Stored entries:
★ ★ ★ ★
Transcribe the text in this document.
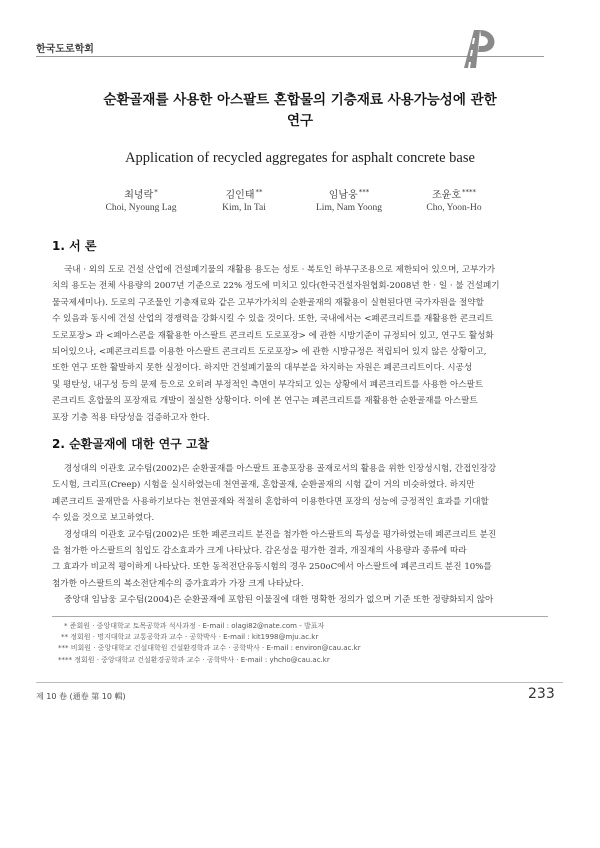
한국도로학회
순환골재를 사용한 아스팔트 혼합물의 기층재료 사용가능성에 관한
연구
Application of recycled aggregates for asphalt concrete base
최녕락*
Choi, Nyoung Lag
김인태**
Kim, In Tai
임남웅***
Lim, Nam Yoong
조윤호****
Cho, Yoon-Ho
1. 서 론
국내 · 외의 도로 건설 산업에 건설폐기물의 재활용 용도는 성토 · 복토인 하부구조용으로 제한되어 있으며, 고부가가
치의 용도는 전체 사용량의 2007년 기준으로 22% 정도에 미치고 있다(한국건설자원협회-2008년 한 · 일 · 불 건설폐기
물국제세미나). 도로의 구조물인 기층재료와 같은 고부가가치의 순환골재의 재활용이 실현된다면 국가자원을 절약할
수 있음과 동시에 건설 산업의 경쟁력을 강화시킬 수 있을 것이다. 또한, 국내에서는 <폐콘크리트를 재활용한 콘크리트
도로포장> 과 <폐아스콘을 재활용한 아스팔트 콘크리트 도로포장> 에 관한 시방기준이 규정되어 있고, 연구도 활성화
되어있으나, <폐콘크리트를 이용한 아스팔트 콘크리트 도로포장> 에 관한 시방규정은 적립되어 있지 않은 상황이고,
또한 연구 또한 활발하지 못한 실정이다. 하지만 건설폐기물의 대부분을 차지하는 자원은 폐콘크리트이다. 시공성
및 평탄성, 내구성 등의 문제 등으로 오히려 부정적인 측면이 부각되고 있는 상황에서 폐콘크리트를 사용한 아스팔트
콘크리트 혼합물의 포장재료 개발이 절실한 상황이다. 이에 본 연구는 폐콘크리트를 재활용한 순환골재를 아스팔트
포장 기층 적용 타당성을 검증하고자 한다.
2. 순환골재에 대한 연구 고찰
경성대의 이관호 교수팀(2002)은 순환골재를 아스팔트 표층포장용 골재로서의 활용을 위한 인장성시험, 간접인장강
도시험, 크리프(Creep) 시험을 실시하였는데 천연골재, 혼합골재, 순환골재의 시험 값이 거의 비슷하였다. 하지만
폐콘크리트 골재만을 사용하기보다는 천연골재와 적절히 혼합하여 이용한다면 포장의 성능에 긍정적인 효과를 기대할
수 있을 것으로 보고하였다.
경성대의 이관호 교수팀(2002)은 또한 폐콘크리트 분진을 첨가한 아스팔트의 특성을 평가하였는데 폐콘크리트 분진
을 첨가한 아스팔트의 침입도 감소효과가 크게 나타났다. 감온성을 평가한 결과, 개질재의 사용량과 종류에 따라
그 효과가 비교적 평이하게 나타났다. 또한 동적전단유동시험의 경우 250oC에서 아스팔트에 폐콘크리트 분진 10%를
첨가한 아스팔트의 복소전단계수의 증가효과가 가장 크게 나타났다.
중앙대 임남웅 교수팀(2004)은 순환골재에 포함된 이물질에 대한 명확한 정의가 없으며 기준 또한 정량화되지 않아
* 준회원 · 중앙대학교 토목공학과 석사과정 · E-mail : olagi82@nate.com - 발표자
** 정회원 · 명지대학교 교통공학과 교수 · 공학박사 · E-mail : kit1998@mju.ac.kr
*** 비회원 · 중앙대학교 건설대학원 건설환경학과 교수 · 공학박사 · E-mail : environ@cau.ac.kr
**** 정회원 · 중앙대학교 건설환경공학과 교수 · 공학박사 · E-mail : yhcho@cau.ac.kr
제 10 卷 (通卷 第 10 輯)	233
★ ★ ★ ★
Output each line exactly; omit every picture.

Transcribe the text in this document.
한국도로학회
순환골재를 사용한 아스팔트 혼합물의 기층재료 사용가능성에 관한
연구
Application of recycled aggregates for asphalt concrete base
최녕락*
Choi, Nyoung Lag
김인태**
Kim, In Tai
임남웅***
Lim, Nam Yoong
조윤호****
Cho, Yoon-Ho
1. 서 론
국내 · 외의 도로 건설 산업에 건설폐기물의 재활용 용도는 성토 · 복토인 하부구조용으로 제한되어 있으며, 고부가가
치의 용도는 전체 사용량의 2007년 기준으로 22% 정도에 미치고 있다(한국건설자원협회-2008년 한 · 일 · 불 건설폐기
물국제세미나). 도로의 구조물인 기층재료와 같은 고부가가치의 순환골재의 재활용이 실현된다면 국가자원을 절약할
수 있음과 동시에 건설 산업의 경쟁력을 강화시킬 수 있을 것이다. 또한, 국내에서는 <폐콘크리트를 재활용한 콘크리트
도로포장> 과 <폐아스콘을 재활용한 아스팔트 콘크리트 도로포장> 에 관한 시방기준이 규정되어 있고, 연구도 활성화
되어있으나, <폐콘크리트를 이용한 아스팔트 콘크리트 도로포장> 에 관한 시방규정은 적립되어 있지 않은 상황이고,
또한 연구 또한 활발하지 못한 실정이다. 하지만 건설폐기물의 대부분을 차지하는 자원은 폐콘크리트이다. 시공성
및 평탄성, 내구성 등의 문제 등으로 오히려 부정적인 측면이 부각되고 있는 상황에서 폐콘크리트를 사용한 아스팔트
콘크리트 혼합물의 포장재료 개발이 절실한 상황이다. 이에 본 연구는 폐콘크리트를 재활용한 순환골재를 아스팔트
포장 기층 적용 타당성을 검증하고자 한다.
2. 순환골재에 대한 연구 고찰
경성대의 이관호 교수팀(2002)은 순환골재를 아스팔트 표층포장용 골재로서의 활용을 위한 인장성시험, 간접인장강
도시험, 크리프(Creep) 시험을 실시하였는데 천연골재, 혼합골재, 순환골재의 시험 값이 거의 비슷하였다. 하지만
폐콘크리트 골재만을 사용하기보다는 천연골재와 적절히 혼합하여 이용한다면 포장의 성능에 긍정적인 효과를 기대할
수 있을 것으로 보고하였다.
경성대의 이관호 교수팀(2002)은 또한 폐콘크리트 분진을 첨가한 아스팔트의 특성을 평가하였는데 폐콘크리트 분진
을 첨가한 아스팔트의 침입도 감소효과가 크게 나타났다. 감온성을 평가한 결과, 개질재의 사용량과 종류에 따라
그 효과가 비교적 평이하게 나타났다. 또한 동적전단유동시험의 경우 250oC에서 아스팔트에 폐콘크리트 분진 10%를
첨가한 아스팔트의 복소전단계수의 증가효과가 가장 크게 나타났다.
중앙대 임남웅 교수팀(2004)은 순환골재에 포함된 이물질에 대한 명확한 정의가 없으며 기준 또한 정량화되지 않아
* 준회원 · 중앙대학교 토목공학과 석사과정 · E-mail : olagi82@nate.com - 발표자
** 정회원 · 명지대학교 교통공학과 교수 · 공학박사 · E-mail : kit1998@mju.ac.kr
*** 비회원 · 중앙대학교 건설대학원 건설환경학과 교수 · 공학박사 · E-mail : environ@cau.ac.kr
**** 정회원 · 중앙대학교 건설환경공학과 교수 · 공학박사 · E-mail : yhcho@cau.ac.kr
제 10 卷 (通卷 第 10 輯)	233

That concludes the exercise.